Extracted data entries

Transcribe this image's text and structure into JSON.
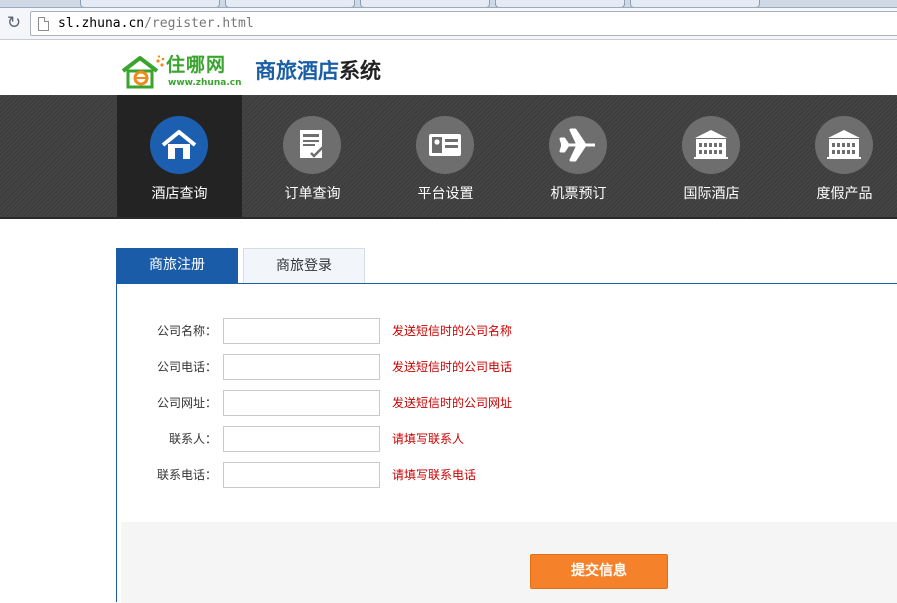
{
  "browser": {
    "url_host": "sl.zhuna.cn",
    "url_path": "/register.html"
  },
  "header": {
    "logo_cn": "住哪网",
    "logo_en": "www.zhuna.cn",
    "system_title_blue": "商旅酒店",
    "system_title_dark": "系统"
  },
  "nav": {
    "items": [
      {
        "label": "酒店查询",
        "icon": "hotel-house-icon",
        "active": true
      },
      {
        "label": "订单查询",
        "icon": "order-document-icon",
        "active": false
      },
      {
        "label": "平台设置",
        "icon": "id-card-icon",
        "active": false
      },
      {
        "label": "机票预订",
        "icon": "airplane-icon",
        "active": false
      },
      {
        "label": "国际酒店",
        "icon": "building-icon",
        "active": false
      },
      {
        "label": "度假产品",
        "icon": "building-icon",
        "active": false
      }
    ]
  },
  "tabs": {
    "register": "商旅注册",
    "login": "商旅登录"
  },
  "form": {
    "fields": [
      {
        "label": "公司名称：",
        "value": "",
        "hint": "发送短信时的公司名称"
      },
      {
        "label": "公司电话：",
        "value": "",
        "hint": "发送短信时的公司电话"
      },
      {
        "label": "公司网址：",
        "value": "",
        "hint": "发送短信时的公司网址"
      },
      {
        "label": "联系人：",
        "value": "",
        "hint": "请填写联系人"
      },
      {
        "label": "联系电话：",
        "value": "",
        "hint": "请填写联系电话"
      }
    ],
    "submit_label": "提交信息"
  },
  "colors": {
    "brand_blue": "#1b5ca8",
    "brand_green": "#3aa52e",
    "hint_red": "#cc0000",
    "submit_orange": "#f5822a"
  }
}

EXERCISE AIM ->
Filter out all lines lacking the word "zhuna" and copy the rest.

THE COMPLETED TASK ->
    "url_host": "sl.zhuna.cn",
    "logo_en": "www.zhuna.cn",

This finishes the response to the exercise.